Excerpt from a dataset
##########

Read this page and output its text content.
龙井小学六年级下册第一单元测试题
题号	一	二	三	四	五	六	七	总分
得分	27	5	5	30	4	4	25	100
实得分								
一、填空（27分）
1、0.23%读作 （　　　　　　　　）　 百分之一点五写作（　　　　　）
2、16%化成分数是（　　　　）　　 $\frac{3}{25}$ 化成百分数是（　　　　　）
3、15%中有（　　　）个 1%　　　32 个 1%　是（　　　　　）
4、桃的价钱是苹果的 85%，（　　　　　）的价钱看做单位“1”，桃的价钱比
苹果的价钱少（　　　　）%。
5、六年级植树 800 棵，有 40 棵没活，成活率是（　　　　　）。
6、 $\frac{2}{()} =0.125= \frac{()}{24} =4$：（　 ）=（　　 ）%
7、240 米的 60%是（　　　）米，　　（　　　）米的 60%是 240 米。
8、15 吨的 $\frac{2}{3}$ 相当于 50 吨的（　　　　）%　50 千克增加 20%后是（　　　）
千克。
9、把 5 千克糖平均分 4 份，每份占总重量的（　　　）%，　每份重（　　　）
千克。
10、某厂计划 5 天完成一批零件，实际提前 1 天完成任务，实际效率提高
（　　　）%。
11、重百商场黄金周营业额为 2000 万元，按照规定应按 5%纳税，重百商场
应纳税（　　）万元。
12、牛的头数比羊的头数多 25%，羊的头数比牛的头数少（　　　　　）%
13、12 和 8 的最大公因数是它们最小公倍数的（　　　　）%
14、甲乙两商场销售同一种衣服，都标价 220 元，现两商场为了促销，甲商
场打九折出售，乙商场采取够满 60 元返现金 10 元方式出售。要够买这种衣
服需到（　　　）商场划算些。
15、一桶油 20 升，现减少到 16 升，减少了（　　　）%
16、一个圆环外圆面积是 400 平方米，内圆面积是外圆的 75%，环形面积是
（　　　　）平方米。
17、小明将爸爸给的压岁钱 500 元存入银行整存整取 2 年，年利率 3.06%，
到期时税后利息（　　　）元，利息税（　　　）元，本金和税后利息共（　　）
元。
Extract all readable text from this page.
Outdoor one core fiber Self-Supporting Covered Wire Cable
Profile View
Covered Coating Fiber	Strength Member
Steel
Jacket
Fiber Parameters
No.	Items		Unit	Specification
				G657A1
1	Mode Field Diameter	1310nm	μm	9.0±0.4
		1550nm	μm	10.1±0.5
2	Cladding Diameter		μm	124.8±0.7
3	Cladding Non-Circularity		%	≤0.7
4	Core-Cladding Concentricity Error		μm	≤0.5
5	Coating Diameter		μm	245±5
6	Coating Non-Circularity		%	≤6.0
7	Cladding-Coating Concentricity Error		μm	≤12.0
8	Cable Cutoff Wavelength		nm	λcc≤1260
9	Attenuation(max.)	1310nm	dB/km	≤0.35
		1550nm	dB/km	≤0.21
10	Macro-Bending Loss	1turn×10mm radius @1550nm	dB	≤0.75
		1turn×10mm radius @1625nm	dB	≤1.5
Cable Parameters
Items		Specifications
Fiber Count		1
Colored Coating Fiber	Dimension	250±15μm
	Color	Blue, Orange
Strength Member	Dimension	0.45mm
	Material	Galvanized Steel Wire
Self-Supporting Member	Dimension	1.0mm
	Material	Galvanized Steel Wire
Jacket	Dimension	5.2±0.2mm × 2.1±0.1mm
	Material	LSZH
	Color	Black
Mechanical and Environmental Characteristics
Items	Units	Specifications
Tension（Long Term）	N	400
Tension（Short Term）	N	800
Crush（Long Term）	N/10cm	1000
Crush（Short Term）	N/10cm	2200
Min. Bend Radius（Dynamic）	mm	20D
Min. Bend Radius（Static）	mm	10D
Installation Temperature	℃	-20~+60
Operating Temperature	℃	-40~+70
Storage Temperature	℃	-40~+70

##########

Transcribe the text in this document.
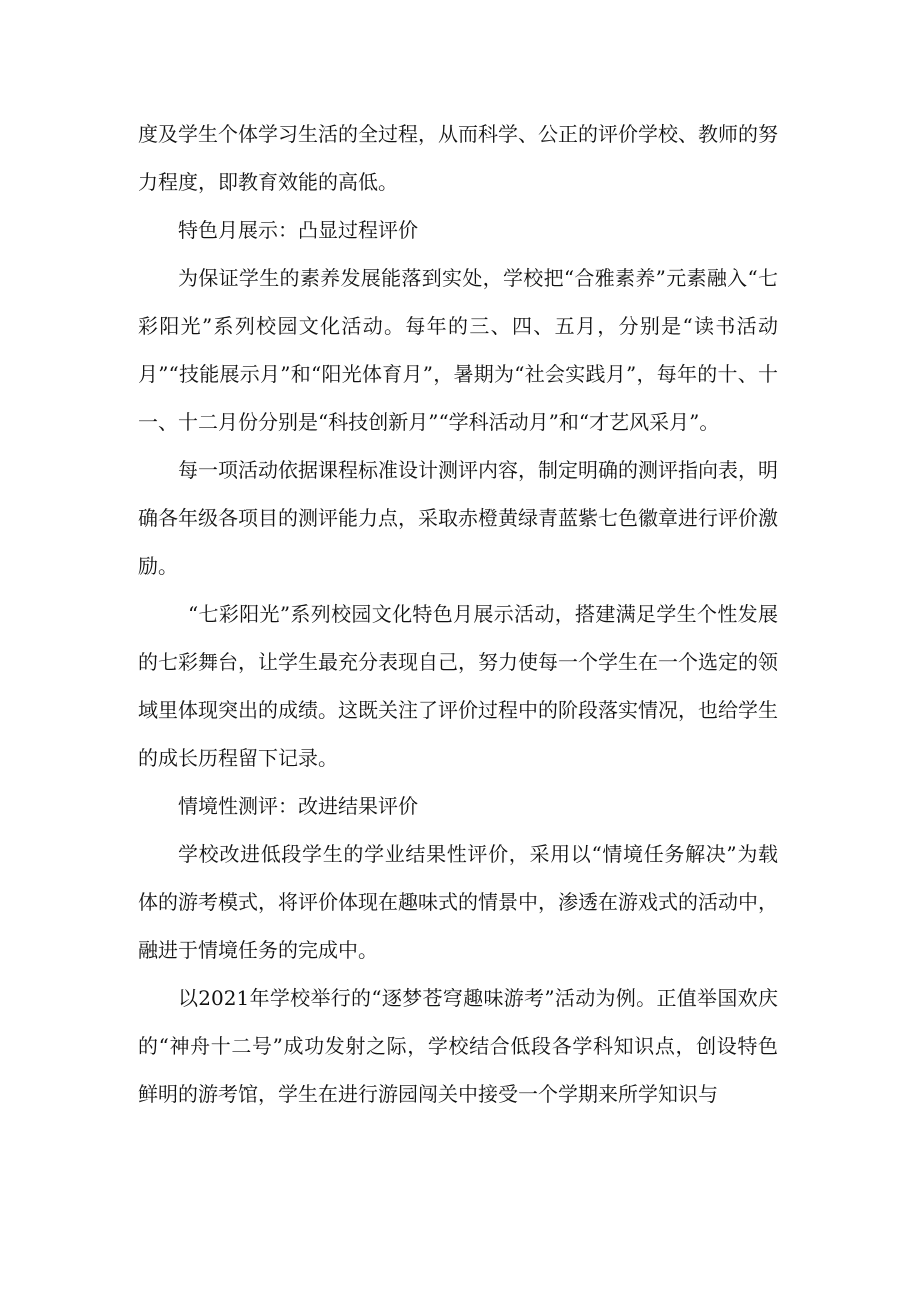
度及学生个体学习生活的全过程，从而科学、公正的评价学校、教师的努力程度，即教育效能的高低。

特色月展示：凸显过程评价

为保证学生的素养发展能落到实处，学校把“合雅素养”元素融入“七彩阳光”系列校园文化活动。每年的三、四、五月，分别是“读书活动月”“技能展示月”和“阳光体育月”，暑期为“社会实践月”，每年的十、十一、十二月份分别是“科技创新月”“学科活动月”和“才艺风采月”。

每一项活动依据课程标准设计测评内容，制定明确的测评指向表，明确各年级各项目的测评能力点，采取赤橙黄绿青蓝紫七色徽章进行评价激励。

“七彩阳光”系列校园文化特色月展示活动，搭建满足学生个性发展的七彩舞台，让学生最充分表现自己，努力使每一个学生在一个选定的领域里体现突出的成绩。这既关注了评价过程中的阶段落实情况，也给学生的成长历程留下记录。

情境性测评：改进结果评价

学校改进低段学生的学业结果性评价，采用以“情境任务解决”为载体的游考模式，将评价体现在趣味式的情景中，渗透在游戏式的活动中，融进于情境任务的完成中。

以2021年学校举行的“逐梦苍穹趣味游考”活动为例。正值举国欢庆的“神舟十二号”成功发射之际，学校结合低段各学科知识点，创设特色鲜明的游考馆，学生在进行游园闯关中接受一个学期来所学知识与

##########

Work required: Tell how many lines include "Term". The number is the whole answer.

Answer to the exercise: 4